• _PROBLEM REQUIREMENTS_:
Find the lines that contain the word "students" and copy each one.

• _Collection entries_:
-=-=-

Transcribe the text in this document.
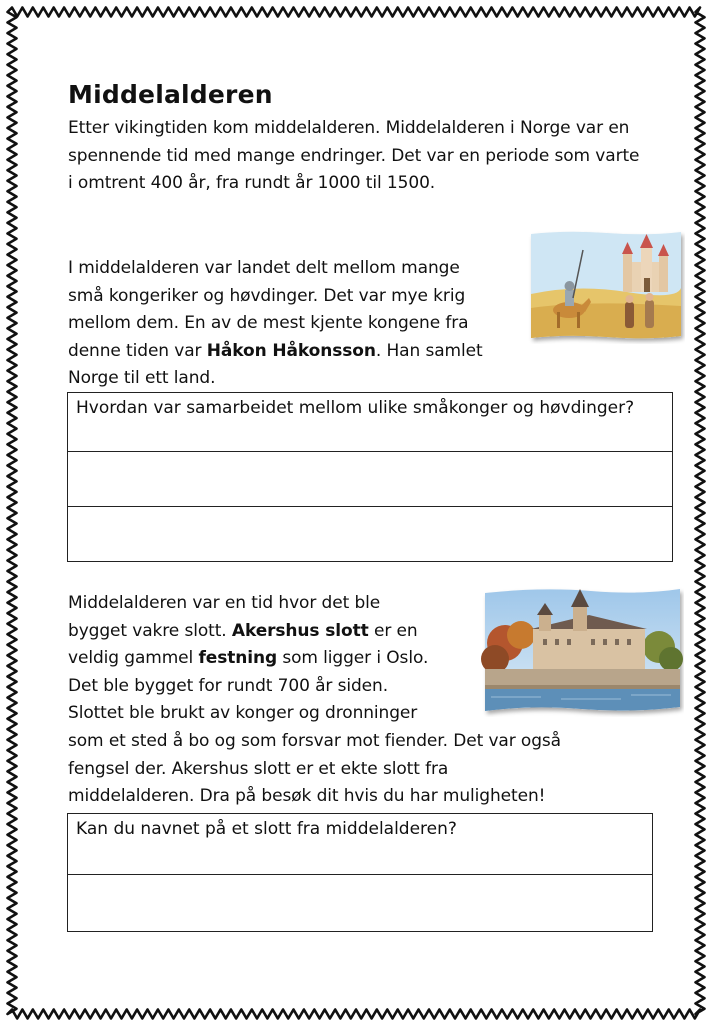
Middelalderen

Etter vikingtiden kom middelalderen. Middelalderen i Norge var en spennende tid med mange endringer. Det var en periode som varte i omtrent 400 år, fra rundt år 1000 til 1500.

I middelalderen var landet delt mellom mange
små kongeriker og høvdinger. Det var mye krig
mellom dem. En av de mest kjente kongene fra
denne tiden var Håkon Håkonsson. Han samlet
Norge til ett land.

Hvordan var samarbeidet mellom ulike småkonger og høvdinger?

Middelalderen var en tid hvor det ble
bygget vakre slott. Akershus slott er en
veldig gammel festning som ligger i Oslo.
Det ble bygget for rundt 700 år siden.
Slottet ble brukt av konger og dronninger
som et sted å bo og som forsvar mot fiender. Det var også
fengsel der. Akershus slott er et ekte slott fra
middelalderen. Dra på besøk dit hvis du har muligheten!

Kan du navnet på et slott fra middelalderen?
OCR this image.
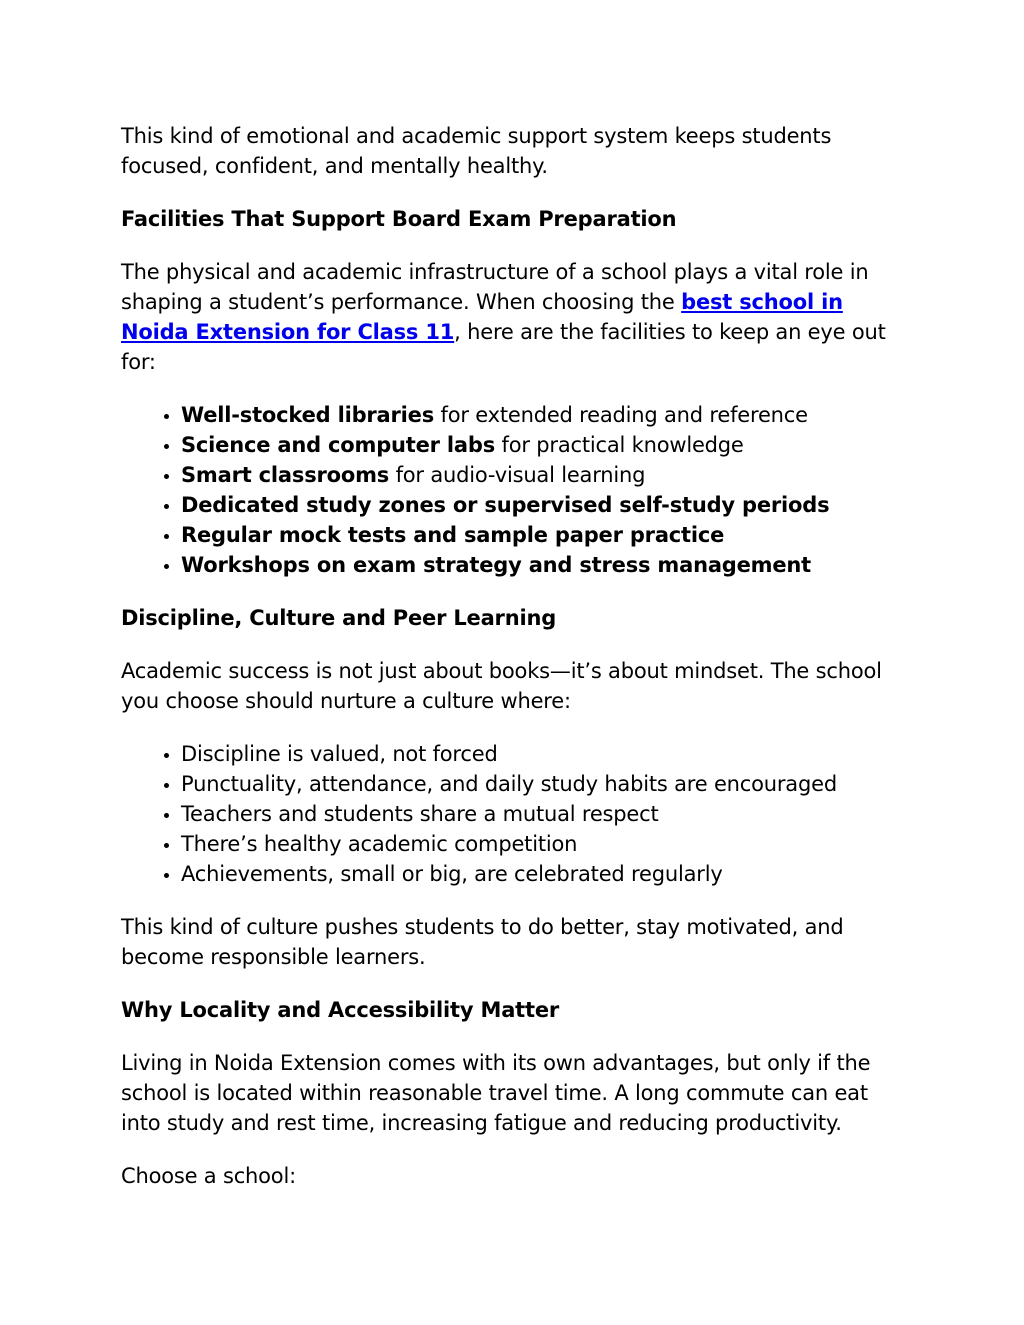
This kind of emotional and academic support system keeps students focused, confident, and mentally healthy.

Facilities That Support Board Exam Preparation

The physical and academic infrastructure of a school plays a vital role in shaping a student’s performance. When choosing the best school in Noida Extension for Class 11, here are the facilities to keep an eye out for:

• Well-stocked libraries for extended reading and reference
• Science and computer labs for practical knowledge
• Smart classrooms for audio-visual learning
• Dedicated study zones or supervised self-study periods
• Regular mock tests and sample paper practice
• Workshops on exam strategy and stress management
Discipline, Culture and Peer Learning

Academic success is not just about books—it’s about mindset. The school you choose should nurture a culture where:

• Discipline is valued, not forced
• Punctuality, attendance, and daily study habits are encouraged
• Teachers and students share a mutual respect
• There’s healthy academic competition
• Achievements, small or big, are celebrated regularly

This kind of culture pushes students to do better, stay motivated, and become responsible learners.

Why Locality and Accessibility Matter

Living in Noida Extension comes with its own advantages, but only if the school is located within reasonable travel time. A long commute can eat into study and rest time, increasing fatigue and reducing productivity.

Choose a school:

-=-=-

• _REPLY_:
This kind of emotional and academic support system keeps students focused, confident, and mentally healthy.
• Teachers and students share a mutual respect
This kind of culture pushes students to do better, stay motivated, and become responsible learners.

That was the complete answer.